(Il Sole 24 Ore Radiocor) - Zealand Pharma si inabissa alla Borsa di Copenaghen, dopo il deludente esito dei test intermedi sul farmaco anti-obesità sviluppato assieme al colosso elvetico Roche. Il titolo della biotech danese ha accusato un calo del 33%, in quella che è la sua peggiore giornata di contrattazioni di sempre e porta la perdita da inizio anno al 46% circa. Il titolo è inoltre il peggiore dello Stoxx Europe 600. Alla Borsa di Zurigo, intanto, Roche perde il 3% e finisce in fondo all'indice Smi.
Zealand Pharma ha reso noto i risultati di uno studio di fase 2 sul farmaco anti-obesità petrelintide, che non hanno soddisfatto le aspettative degli investitori, in quanto la perdita di peso dei 493 pazienti che hanno partecipato al test è stata in media del 10,7% dopo 42 settimane. Si tratta di un risultato inferiore a quelli riportati da altri trattamenti anti-obesità concorrenti, tra cui un farmaco candidato a base di amilina di Eli Lilly, che ha portato a una perdita di peso fino al 20,1% in uno studio ad interim comparabile.

• Compiti da svolgere
A - Trascrivi dall'articolo su Zealand Pharma il testo che comincia con "Zealand Pharma ha" e va avanti fino a "ad interim comparabile.".
B - Prosegui l'articolo su Zealand Pharma a partire dalla sua ultima frase.

• Informazioni estratte

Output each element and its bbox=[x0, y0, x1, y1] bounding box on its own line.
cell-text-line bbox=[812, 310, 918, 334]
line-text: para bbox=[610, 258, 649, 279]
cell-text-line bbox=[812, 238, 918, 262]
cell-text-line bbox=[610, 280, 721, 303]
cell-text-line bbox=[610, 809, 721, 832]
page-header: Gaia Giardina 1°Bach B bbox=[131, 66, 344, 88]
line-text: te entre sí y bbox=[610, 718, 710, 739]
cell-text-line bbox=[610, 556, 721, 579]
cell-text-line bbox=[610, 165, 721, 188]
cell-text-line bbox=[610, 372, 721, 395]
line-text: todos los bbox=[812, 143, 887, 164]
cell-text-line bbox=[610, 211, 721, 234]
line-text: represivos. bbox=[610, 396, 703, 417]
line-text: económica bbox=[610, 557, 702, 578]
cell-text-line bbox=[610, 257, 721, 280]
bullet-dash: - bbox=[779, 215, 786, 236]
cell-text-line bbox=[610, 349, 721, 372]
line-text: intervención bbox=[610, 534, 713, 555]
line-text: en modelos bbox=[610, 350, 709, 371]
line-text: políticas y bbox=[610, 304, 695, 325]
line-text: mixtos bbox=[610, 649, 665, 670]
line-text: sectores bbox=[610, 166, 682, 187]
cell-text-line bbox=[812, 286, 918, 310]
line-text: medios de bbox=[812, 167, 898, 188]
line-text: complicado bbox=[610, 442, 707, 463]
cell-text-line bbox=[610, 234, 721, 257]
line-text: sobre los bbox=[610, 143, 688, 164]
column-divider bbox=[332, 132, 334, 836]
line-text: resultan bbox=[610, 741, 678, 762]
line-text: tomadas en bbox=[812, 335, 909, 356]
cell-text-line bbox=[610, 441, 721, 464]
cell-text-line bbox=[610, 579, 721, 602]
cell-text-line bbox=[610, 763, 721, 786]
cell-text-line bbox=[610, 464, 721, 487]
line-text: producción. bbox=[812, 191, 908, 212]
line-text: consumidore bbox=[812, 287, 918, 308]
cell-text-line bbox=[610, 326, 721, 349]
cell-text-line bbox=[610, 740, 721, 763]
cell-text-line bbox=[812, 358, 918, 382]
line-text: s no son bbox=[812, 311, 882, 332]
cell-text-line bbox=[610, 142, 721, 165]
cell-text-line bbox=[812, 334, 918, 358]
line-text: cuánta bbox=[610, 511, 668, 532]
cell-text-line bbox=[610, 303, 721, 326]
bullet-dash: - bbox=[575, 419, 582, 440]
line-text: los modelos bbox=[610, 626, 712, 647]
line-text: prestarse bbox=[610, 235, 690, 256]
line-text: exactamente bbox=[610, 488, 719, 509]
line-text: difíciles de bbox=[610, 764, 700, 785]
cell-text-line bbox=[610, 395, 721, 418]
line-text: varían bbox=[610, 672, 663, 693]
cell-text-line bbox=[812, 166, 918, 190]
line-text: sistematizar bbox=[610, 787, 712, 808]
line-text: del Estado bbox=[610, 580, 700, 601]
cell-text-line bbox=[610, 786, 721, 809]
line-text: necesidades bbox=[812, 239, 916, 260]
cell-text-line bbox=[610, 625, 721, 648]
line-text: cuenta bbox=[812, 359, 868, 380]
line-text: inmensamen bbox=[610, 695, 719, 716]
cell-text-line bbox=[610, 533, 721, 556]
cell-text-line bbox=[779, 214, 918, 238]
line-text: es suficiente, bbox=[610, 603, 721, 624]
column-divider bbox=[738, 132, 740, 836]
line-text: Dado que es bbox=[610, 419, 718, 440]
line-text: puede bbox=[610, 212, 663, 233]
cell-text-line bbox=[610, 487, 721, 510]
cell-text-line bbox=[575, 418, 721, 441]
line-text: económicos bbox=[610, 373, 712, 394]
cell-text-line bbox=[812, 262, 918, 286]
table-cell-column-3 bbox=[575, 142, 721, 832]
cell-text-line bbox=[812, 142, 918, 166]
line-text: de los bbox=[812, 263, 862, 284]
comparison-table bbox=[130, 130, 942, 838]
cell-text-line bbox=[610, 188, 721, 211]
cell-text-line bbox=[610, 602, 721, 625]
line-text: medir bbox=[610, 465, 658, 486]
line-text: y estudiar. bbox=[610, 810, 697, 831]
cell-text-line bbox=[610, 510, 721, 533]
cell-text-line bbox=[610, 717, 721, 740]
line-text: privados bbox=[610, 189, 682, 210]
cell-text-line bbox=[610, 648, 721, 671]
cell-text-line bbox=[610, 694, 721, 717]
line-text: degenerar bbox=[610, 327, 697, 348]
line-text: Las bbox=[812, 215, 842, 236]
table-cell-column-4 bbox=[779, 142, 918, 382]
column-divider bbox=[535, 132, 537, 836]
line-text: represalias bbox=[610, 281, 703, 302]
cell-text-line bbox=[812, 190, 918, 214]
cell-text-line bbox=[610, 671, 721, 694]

• Esiti dei compiti
A -
Zealand Pharma ha reso noto i risultati di uno studio di fase 2 sul farmaco anti-obesità petrelintide, che non hanno soddisfatto le aspettative degli investitori, in quanto la perdita di peso dei 493 pazienti che hanno partecipato al test è stata in media del 10,7% dopo 42 settimane. Si tratta di un risultato inferiore a quelli riportati da altri trattamenti anti-obesità concorrenti, tra cui un farmaco candidato a base di amilina di Eli Lilly, che ha portato a una perdita di peso fino al 20,1% in uno studio ad interim comparabile.

B -
Zealand Pharma precisa per altro che il suo farmaco ha “dimostrato una tollerabilità simile al placebo” e “alla dose massima, non si sono verificati casi di vomito né interruzioni del trattamento dovute a eventi avversi gastrointestinali”. Secondo la biotech danese “i dati rafforzano l'ulteriore sviluppo della petrelintide nella gestione cronica del peso, sia come monoterapia che come terapia di combinazione”. Gli analisti fanno però notare che la competizione sempre più agguerrita sui farmaci anti-obesità ha alzato notevolmente l'asticella in termini di efficacia nel momento in cui le aziende farmaceutiche che si contendono una quota di un mercato che si prevede genererà decine di miliardi di dollari all'anno.